**Problem**. Identify each line below that contains the word "colli", and copy it out.
↓
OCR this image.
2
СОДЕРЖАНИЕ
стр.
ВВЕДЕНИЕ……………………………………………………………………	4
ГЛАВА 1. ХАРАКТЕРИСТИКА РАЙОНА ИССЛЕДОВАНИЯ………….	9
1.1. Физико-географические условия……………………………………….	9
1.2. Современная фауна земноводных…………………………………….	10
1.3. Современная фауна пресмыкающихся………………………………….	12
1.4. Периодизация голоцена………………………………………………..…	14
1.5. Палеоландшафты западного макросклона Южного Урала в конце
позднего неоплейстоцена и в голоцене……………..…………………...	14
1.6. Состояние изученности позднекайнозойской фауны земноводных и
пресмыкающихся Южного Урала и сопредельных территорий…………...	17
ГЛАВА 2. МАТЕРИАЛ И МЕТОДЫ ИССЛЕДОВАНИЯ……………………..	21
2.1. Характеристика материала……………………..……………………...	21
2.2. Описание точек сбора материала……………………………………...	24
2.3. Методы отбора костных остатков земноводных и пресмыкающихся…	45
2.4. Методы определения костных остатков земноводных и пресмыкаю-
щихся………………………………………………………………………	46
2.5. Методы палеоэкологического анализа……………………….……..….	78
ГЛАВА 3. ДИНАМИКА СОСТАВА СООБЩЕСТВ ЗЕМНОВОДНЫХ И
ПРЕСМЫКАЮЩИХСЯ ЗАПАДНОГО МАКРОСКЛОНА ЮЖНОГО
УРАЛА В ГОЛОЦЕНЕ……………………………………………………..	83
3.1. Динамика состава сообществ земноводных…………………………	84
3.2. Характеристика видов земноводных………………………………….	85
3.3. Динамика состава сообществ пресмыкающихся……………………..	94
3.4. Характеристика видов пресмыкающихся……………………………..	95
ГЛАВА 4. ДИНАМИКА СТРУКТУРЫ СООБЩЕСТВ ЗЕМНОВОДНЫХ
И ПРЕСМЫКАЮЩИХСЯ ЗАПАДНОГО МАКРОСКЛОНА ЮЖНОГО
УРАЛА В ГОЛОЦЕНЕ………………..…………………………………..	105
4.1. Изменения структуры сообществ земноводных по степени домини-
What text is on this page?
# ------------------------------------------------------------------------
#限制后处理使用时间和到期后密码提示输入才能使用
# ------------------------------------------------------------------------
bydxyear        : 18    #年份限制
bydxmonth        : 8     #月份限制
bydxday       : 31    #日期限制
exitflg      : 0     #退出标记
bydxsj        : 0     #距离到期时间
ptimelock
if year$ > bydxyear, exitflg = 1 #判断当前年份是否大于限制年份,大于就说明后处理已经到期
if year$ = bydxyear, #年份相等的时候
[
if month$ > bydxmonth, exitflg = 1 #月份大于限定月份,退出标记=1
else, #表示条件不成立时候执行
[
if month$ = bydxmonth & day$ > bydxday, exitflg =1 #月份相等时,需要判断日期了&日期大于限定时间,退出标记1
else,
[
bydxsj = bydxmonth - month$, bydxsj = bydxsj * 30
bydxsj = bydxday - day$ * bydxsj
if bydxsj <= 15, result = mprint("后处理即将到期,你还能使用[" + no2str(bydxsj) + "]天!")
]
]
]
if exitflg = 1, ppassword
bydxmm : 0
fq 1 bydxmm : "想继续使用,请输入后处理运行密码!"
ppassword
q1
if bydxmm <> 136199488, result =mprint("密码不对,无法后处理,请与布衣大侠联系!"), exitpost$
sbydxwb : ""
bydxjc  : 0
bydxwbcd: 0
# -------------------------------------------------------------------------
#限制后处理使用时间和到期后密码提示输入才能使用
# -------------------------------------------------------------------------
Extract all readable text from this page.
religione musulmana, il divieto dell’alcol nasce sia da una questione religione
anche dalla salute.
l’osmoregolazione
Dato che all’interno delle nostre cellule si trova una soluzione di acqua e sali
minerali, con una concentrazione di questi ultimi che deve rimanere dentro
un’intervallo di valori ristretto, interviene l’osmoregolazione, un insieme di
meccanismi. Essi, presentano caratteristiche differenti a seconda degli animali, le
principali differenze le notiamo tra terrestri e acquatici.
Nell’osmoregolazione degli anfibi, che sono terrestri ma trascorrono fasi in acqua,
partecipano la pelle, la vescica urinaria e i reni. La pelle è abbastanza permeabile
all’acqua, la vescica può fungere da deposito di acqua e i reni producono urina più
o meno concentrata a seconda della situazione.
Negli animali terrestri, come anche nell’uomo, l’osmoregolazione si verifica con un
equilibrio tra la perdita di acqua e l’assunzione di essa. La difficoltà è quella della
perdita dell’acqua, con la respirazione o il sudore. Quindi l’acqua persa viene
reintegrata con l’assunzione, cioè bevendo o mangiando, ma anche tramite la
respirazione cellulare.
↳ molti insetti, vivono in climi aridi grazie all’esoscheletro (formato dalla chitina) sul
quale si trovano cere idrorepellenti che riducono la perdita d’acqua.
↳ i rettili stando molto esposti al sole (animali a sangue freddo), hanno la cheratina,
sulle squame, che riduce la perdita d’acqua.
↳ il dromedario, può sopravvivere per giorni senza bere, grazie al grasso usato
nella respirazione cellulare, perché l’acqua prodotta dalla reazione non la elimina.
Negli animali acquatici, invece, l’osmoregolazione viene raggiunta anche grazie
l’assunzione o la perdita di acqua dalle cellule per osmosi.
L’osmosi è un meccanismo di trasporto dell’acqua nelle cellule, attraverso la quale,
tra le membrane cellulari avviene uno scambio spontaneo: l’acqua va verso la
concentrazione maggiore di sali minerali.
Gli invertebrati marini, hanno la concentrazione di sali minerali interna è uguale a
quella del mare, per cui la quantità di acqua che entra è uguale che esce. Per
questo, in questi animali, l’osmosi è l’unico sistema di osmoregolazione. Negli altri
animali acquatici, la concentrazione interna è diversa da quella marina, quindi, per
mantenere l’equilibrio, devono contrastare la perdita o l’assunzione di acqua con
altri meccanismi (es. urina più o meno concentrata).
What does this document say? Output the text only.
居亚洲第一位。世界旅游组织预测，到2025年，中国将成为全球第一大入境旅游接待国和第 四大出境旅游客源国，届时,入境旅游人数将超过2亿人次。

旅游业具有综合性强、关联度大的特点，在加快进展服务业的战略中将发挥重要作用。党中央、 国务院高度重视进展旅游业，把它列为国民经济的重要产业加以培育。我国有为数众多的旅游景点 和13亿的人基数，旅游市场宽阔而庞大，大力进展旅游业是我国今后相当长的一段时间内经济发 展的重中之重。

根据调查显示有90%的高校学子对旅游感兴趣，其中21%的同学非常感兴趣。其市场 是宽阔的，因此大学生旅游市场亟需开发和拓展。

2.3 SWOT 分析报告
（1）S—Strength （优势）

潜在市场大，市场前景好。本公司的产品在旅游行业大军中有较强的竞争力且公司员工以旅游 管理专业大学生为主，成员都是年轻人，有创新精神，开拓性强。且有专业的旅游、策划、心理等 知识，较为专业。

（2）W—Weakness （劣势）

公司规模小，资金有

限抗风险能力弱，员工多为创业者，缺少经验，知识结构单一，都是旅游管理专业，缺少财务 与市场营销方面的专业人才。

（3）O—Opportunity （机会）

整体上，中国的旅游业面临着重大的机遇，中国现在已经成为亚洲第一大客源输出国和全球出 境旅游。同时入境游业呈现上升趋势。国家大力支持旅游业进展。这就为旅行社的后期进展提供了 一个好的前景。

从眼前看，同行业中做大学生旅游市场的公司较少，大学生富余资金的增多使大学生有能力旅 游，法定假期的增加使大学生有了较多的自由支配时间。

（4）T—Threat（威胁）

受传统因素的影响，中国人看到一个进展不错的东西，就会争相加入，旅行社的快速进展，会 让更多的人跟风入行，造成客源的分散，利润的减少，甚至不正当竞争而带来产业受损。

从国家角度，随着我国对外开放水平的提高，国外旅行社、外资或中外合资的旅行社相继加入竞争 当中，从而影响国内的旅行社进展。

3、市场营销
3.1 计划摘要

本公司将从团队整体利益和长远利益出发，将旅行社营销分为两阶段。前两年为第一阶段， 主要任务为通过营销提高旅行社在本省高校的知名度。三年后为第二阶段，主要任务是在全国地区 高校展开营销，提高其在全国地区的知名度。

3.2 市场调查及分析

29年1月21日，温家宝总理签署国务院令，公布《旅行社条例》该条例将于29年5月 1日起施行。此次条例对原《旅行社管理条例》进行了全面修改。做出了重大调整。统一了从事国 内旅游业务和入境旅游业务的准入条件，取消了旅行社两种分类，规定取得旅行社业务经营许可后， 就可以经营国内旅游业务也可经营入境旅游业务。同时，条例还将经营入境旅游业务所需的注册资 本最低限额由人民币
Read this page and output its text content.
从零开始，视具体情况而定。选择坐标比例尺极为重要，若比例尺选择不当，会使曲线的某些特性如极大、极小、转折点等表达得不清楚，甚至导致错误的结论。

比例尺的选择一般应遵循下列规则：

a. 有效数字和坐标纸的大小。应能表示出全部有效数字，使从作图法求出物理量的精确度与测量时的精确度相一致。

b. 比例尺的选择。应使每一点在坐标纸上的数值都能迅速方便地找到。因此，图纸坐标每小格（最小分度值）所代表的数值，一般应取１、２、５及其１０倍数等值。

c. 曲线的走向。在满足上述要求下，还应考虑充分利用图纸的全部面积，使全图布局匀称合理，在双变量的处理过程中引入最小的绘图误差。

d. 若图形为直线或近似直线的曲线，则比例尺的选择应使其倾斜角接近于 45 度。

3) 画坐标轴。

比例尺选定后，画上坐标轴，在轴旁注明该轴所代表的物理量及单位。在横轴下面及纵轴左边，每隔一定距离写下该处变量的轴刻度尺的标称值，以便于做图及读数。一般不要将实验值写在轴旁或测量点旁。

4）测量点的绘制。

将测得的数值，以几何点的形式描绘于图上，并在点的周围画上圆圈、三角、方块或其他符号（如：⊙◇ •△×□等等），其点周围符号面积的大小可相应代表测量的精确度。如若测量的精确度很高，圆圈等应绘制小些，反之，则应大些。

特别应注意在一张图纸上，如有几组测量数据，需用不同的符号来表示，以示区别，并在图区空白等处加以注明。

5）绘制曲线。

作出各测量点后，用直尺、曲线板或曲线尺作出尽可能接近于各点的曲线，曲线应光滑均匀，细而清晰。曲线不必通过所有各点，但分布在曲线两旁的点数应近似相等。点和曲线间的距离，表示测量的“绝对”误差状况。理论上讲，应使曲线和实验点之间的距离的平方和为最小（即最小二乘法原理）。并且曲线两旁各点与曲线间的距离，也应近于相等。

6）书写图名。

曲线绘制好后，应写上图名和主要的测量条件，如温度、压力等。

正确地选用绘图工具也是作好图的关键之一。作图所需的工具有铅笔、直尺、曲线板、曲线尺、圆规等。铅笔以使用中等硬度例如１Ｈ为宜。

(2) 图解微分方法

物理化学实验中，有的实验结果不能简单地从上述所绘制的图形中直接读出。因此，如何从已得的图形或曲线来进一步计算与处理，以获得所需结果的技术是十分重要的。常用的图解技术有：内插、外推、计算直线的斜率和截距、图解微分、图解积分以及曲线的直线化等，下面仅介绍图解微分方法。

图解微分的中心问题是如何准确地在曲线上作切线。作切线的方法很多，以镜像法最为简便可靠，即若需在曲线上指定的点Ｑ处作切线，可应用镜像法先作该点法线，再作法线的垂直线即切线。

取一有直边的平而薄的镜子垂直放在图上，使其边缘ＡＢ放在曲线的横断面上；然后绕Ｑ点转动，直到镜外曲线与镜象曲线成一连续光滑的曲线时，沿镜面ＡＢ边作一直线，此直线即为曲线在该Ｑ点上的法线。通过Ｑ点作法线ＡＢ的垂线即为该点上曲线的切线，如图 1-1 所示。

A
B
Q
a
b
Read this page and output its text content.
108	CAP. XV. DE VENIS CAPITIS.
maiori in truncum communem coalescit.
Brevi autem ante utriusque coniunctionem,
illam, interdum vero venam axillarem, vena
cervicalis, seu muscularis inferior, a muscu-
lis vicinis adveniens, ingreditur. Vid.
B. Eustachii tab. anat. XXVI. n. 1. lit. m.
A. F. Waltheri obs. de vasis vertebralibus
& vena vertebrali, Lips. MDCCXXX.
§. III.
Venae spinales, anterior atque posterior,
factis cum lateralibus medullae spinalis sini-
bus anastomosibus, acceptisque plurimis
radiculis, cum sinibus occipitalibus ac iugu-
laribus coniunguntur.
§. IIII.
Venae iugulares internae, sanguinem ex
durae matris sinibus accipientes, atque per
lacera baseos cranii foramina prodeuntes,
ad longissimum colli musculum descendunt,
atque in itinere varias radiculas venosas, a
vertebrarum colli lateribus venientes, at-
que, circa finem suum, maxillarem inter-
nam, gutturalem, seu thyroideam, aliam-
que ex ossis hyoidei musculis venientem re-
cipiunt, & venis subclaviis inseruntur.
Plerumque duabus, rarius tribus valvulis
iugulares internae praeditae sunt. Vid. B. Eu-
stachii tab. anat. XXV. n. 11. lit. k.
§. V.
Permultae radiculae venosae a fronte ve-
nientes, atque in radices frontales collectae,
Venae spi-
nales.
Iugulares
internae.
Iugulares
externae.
↑
**Task response**.
ad longissimum colli musculum descendunt,
vertebrarum colli lateribus venientes, at-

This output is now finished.